WHAT YOU ARE ASKED TO DO:
Return all of the entries exactly as written.

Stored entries
* * * * * * * * *

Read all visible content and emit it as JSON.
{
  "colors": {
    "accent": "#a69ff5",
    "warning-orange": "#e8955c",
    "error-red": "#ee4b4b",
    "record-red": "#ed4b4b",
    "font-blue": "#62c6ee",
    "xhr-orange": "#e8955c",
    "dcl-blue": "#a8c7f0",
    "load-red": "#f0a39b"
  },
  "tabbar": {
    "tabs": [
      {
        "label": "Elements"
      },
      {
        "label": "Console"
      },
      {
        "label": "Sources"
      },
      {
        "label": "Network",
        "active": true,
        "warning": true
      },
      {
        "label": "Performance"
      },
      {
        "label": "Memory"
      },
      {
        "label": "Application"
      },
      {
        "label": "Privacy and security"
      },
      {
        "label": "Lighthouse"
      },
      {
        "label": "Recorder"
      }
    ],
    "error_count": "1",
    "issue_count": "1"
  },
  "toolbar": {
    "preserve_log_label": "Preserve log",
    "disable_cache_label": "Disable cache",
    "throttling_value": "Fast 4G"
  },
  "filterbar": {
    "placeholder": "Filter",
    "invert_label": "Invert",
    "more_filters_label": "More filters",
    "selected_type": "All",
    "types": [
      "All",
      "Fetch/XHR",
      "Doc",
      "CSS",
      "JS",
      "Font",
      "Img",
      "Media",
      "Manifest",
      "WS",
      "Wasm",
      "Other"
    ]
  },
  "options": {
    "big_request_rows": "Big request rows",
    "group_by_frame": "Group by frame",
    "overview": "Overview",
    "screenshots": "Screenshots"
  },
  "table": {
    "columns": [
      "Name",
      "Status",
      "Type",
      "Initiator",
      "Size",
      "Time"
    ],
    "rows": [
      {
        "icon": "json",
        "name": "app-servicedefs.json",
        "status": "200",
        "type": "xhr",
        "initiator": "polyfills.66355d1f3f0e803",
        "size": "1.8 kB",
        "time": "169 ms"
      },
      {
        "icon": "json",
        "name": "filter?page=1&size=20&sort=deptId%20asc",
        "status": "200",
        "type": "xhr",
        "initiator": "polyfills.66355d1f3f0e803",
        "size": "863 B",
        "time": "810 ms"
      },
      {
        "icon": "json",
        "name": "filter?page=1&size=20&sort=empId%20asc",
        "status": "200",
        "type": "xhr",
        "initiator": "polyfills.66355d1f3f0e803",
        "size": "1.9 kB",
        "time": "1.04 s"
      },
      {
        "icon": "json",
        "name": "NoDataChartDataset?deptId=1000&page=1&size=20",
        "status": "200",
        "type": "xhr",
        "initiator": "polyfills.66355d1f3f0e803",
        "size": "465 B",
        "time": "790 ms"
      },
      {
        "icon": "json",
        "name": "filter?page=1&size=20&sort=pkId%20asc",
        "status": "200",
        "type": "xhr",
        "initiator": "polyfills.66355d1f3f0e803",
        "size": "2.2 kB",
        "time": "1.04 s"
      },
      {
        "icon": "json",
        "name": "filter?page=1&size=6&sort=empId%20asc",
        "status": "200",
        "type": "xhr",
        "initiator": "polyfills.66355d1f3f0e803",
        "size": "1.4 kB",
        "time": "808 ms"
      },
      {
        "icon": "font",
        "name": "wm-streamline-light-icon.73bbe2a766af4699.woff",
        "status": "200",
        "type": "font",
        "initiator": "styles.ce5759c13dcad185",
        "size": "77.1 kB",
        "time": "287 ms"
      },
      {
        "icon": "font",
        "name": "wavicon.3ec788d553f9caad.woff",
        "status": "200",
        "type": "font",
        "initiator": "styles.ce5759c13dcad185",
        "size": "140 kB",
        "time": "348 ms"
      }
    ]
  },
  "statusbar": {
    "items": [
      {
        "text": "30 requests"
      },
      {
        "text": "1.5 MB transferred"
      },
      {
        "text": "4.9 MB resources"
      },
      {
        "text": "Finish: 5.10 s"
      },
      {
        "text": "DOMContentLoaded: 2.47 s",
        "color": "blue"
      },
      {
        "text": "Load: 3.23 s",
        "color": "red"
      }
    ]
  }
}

* * * * * * * * *

RESPONSE:
Read all visible content and emit it as JSON.
{
  "colors": {
    "accent": "#a69ff5",
    "warning-orange": "#e8955c",
    "error-red": "#ee4b4b",
    "record-red": "#ed4b4b",
    "font-blue": "#62c6ee",
    "xhr-orange": "#e8955c",
    "dcl-blue": "#a8c7f0",
    "load-red": "#f0a39b"
  },
  "tabbar": {
    "tabs": [
      {
        "label": "Elements"
      },
      {
        "label": "Console"
      },
      {
        "label": "Sources"
      },
      {
        "label": "Network",
        "active": true,
        "warning": true
      },
      {
        "label": "Performance"
      },
      {
        "label": "Memory"
      },
      {
        "label": "Application"
      },
      {
        "label": "Privacy and security"
      },
      {
        "label": "Lighthouse"
      },
      {
        "label": "Recorder"
      }
    ],
    "error_count": "1",
    "issue_count": "1"
  },
  "toolbar": {
    "preserve_log_label": "Preserve log",
    "disable_cache_label": "Disable cache",
    "throttling_value": "Fast 4G"
  },
  "filterbar": {
    "placeholder": "Filter",
    "invert_label": "Invert",
    "more_filters_label": "More filters",
    "selected_type": "All",
    "types": [
      "All",
      "Fetch/XHR",
      "Doc",
      "CSS",
      "JS",
      "Font",
      "Img",
      "Media",
      "Manifest",
      "WS",
      "Wasm",
      "Other"
    ]
  },
  "options": {
    "big_request_rows": "Big request rows",
    "group_by_frame": "Group by frame",
    "overview": "Overview",
    "screenshots": "Screenshots"
  },
  "table": {
    "columns": [
      "Name",
      "Status",
      "Type",
      "Initiator",
      "Size",
      "Time"
    ],
    "rows": [
      {
        "icon": "json",
        "name": "app-servicedefs.json",
        "status": "200",
        "type": "xhr",
        "initiator": "polyfills.66355d1f3f0e803",
        "size": "1.8 kB",
        "time": "169 ms"
      },
      {
        "icon": "json",
        "name": "filter?page=1&size=20&sort=deptId%20asc",
        "status": "200",
        "type": "xhr",
        "initiator": "polyfills.66355d1f3f0e803",
        "size": "863 B",
        "time": "810 ms"
      },
      {
        "icon": "json",
        "name": "filter?page=1&size=20&sort=empId%20asc",
        "status": "200",
        "type": "xhr",
        "initiator": "polyfills.66355d1f3f0e803",
        "size": "1.9 kB",
        "time": "1.04 s"
      },
      {
        "icon": "json",
        "name": "NoDataChartDataset?deptId=1000&page=1&size=20",
        "status": "200",
        "type": "xhr",
        "initiator": "polyfills.66355d1f3f0e803",
        "size": "465 B",
        "time": "790 ms"
      },
      {
        "icon": "json",
        "name": "filter?page=1&size=20&sort=pkId%20asc",
        "status": "200",
        "type": "xhr",
        "initiator": "polyfills.66355d1f3f0e803",
        "size": "2.2 kB",
        "time": "1.04 s"
      },
      {
        "icon": "json",
        "name": "filter?page=1&size=6&sort=empId%20asc",
        "status": "200",
        "type": "xhr",
        "initiator": "polyfills.66355d1f3f0e803",
        "size": "1.4 kB",
        "time": "808 ms"
      },
      {
        "icon": "font",
        "name": "wm-streamline-light-icon.73bbe2a766af4699.woff",
        "status": "200",
        "type": "font",
        "initiator": "styles.ce5759c13dcad185",
        "size": "77.1 kB",
        "time": "287 ms"
      },
      {
        "icon": "font",
        "name": "wavicon.3ec788d553f9caad.woff",
        "status": "200",
        "type": "font",
        "initiator": "styles.ce5759c13dcad185",
        "size": "140 kB",
        "time": "348 ms"
      }
    ]
  },
  "statusbar": {
    "items": [
      {
        "text": "30 requests"
      },
      {
        "text": "1.5 MB transferred"
      },
      {
        "text": "4.9 MB resources"
      },
      {
        "text": "Finish: 5.10 s"
      },
      {
        "text": "DOMContentLoaded: 2.47 s",
        "color": "blue"
      },
      {
        "text": "Load: 3.23 s",
        "color": "red"
      }
    ]
  }
}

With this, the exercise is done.